TO BE DONE: In the listing below, identify each line with the word "arrow" and return those lines.
## Start
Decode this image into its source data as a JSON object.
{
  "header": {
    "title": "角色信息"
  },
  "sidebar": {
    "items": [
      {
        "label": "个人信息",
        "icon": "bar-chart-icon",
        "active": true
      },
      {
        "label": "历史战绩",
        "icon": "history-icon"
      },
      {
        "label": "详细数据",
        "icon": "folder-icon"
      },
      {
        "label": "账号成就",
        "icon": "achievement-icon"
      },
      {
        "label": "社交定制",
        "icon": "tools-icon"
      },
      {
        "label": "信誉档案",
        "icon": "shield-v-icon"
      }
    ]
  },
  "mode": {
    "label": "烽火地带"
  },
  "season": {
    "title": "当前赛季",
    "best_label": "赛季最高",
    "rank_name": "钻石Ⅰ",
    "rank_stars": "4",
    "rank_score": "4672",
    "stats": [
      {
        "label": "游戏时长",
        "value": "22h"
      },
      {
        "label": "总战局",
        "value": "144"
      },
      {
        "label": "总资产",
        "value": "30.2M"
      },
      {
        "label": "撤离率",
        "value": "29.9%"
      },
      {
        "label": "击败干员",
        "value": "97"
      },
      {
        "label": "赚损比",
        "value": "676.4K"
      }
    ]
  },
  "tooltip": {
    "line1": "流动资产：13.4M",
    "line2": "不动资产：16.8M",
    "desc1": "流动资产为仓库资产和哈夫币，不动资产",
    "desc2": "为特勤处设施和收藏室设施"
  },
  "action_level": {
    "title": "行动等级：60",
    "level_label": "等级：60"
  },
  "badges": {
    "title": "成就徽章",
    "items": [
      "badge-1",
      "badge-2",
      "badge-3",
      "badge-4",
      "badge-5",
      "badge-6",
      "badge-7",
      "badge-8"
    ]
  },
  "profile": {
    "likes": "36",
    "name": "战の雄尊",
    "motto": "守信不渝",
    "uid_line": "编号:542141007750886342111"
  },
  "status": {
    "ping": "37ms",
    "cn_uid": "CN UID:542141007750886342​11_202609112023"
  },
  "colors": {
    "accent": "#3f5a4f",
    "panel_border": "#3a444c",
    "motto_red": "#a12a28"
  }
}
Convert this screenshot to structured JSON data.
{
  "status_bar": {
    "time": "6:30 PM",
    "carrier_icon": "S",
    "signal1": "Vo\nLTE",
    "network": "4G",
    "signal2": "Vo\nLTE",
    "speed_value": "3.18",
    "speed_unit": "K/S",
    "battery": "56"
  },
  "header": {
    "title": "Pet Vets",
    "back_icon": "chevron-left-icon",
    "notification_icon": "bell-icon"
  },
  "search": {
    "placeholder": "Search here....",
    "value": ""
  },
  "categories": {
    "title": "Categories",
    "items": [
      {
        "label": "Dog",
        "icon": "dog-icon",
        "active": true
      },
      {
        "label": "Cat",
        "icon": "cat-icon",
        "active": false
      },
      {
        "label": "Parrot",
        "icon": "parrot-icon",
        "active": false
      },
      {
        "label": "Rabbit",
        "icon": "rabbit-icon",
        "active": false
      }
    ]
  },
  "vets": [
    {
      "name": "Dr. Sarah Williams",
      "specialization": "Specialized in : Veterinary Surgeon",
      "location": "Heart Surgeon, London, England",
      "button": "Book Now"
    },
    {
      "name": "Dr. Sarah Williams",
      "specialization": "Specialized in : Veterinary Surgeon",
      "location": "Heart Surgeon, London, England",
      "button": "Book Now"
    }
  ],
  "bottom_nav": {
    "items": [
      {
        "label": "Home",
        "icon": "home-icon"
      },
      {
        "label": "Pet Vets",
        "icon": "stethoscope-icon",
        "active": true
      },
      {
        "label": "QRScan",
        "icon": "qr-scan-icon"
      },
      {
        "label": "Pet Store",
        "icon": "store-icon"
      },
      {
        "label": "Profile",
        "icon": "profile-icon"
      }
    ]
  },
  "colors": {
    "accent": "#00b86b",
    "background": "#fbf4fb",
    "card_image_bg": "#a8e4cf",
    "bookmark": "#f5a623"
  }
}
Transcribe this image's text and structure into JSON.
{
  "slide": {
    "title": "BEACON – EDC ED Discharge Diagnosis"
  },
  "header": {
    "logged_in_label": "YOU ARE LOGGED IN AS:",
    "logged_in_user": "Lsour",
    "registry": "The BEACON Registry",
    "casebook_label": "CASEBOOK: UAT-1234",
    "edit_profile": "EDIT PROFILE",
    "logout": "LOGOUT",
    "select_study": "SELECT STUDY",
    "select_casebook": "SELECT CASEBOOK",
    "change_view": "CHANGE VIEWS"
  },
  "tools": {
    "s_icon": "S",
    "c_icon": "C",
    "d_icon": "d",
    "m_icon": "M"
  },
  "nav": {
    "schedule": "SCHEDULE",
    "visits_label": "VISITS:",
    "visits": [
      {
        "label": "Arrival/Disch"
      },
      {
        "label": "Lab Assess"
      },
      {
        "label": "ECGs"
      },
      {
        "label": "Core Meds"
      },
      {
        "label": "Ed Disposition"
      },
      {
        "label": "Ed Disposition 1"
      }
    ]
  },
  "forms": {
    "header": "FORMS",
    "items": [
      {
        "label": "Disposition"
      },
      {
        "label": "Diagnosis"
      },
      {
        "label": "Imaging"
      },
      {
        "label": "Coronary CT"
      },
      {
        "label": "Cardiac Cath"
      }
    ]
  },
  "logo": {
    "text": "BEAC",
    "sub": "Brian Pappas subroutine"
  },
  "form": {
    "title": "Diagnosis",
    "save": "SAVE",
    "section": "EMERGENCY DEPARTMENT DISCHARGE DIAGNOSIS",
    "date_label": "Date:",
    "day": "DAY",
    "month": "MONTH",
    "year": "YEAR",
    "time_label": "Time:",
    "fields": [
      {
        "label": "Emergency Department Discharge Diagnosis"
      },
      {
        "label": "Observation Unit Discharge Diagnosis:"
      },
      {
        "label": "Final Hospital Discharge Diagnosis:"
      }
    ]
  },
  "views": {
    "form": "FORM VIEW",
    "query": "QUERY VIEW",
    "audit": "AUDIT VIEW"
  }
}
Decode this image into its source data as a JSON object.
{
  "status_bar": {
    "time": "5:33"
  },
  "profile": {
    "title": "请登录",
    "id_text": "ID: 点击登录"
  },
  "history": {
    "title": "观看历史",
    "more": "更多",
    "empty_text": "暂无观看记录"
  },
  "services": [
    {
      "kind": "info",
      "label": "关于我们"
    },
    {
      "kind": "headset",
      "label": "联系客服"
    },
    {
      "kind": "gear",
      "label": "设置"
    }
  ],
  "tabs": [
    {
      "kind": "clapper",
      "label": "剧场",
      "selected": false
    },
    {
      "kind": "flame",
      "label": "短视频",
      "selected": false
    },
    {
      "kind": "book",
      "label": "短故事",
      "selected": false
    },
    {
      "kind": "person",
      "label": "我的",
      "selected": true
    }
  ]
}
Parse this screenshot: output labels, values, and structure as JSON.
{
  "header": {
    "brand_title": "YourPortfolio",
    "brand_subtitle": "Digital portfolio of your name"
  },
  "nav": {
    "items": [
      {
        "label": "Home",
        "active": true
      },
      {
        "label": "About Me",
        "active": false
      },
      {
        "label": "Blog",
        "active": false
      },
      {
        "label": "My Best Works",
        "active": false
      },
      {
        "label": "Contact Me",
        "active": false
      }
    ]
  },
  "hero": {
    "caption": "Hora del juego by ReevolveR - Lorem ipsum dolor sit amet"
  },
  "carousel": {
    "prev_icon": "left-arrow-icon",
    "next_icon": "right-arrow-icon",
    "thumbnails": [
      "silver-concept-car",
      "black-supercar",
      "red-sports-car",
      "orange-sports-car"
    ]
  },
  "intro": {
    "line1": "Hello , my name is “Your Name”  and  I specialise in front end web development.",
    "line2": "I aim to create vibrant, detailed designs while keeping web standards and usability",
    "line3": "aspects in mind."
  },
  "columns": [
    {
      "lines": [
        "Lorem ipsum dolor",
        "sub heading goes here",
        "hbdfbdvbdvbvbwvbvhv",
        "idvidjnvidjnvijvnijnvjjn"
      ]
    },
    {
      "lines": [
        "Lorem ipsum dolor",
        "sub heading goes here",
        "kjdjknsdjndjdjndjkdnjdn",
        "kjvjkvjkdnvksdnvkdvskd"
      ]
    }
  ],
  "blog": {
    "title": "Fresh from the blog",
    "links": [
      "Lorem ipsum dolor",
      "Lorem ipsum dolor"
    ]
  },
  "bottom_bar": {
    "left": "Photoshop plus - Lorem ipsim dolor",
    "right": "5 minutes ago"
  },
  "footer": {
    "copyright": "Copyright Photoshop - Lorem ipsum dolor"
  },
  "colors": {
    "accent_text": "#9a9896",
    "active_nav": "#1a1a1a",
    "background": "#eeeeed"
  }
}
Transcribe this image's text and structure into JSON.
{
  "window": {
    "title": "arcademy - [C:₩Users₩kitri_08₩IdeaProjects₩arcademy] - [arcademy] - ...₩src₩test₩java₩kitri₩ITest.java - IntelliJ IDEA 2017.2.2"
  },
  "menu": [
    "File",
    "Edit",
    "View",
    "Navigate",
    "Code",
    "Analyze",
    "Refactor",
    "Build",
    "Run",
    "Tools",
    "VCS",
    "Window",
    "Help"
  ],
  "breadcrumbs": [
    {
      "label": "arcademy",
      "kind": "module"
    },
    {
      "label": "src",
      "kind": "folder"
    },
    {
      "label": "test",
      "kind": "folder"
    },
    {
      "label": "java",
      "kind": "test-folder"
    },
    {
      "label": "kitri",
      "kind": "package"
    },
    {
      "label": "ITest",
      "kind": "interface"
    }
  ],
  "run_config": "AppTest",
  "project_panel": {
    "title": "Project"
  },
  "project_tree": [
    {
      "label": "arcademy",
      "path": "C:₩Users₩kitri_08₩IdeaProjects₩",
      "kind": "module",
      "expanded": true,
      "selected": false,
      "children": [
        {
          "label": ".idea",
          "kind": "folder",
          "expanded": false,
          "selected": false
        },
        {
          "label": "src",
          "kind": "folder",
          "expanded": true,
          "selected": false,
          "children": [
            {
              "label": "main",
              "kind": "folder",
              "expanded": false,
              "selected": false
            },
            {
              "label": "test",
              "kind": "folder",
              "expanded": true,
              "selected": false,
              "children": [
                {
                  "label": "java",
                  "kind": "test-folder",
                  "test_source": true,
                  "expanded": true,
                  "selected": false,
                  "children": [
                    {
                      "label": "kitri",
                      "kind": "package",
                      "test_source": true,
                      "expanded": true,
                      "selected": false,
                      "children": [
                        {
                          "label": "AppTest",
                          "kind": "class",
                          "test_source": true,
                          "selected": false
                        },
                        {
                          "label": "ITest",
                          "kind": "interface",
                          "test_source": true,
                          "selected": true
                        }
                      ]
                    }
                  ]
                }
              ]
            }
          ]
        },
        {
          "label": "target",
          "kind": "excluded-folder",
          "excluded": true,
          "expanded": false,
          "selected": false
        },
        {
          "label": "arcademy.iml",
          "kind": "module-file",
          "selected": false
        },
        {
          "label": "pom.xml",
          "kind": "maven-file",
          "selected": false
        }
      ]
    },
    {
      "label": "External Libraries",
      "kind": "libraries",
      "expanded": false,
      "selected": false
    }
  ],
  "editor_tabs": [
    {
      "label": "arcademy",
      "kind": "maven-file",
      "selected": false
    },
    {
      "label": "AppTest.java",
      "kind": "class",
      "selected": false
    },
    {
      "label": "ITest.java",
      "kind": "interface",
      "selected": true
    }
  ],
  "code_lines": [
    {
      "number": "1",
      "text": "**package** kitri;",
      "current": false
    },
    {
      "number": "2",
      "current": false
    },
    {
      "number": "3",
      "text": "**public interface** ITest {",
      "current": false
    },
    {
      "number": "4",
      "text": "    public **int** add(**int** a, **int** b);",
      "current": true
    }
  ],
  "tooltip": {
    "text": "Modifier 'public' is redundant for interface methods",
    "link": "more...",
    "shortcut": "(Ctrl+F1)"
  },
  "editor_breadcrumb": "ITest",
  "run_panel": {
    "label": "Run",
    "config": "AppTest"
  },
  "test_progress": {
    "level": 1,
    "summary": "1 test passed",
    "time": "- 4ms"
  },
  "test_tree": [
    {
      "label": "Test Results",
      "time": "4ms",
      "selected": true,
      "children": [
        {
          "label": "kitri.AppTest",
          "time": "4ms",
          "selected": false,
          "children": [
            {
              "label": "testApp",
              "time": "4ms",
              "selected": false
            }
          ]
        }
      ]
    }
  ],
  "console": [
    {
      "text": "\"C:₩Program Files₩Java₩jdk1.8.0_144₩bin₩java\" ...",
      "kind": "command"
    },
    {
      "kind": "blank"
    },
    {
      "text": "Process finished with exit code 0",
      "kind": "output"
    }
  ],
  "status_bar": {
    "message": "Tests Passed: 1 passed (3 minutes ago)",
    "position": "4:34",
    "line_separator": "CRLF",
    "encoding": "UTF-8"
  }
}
## End
SOLUTION BELOW:
    "prev_icon": "left-arrow-icon",
    "next_icon": "right-arrow-icon",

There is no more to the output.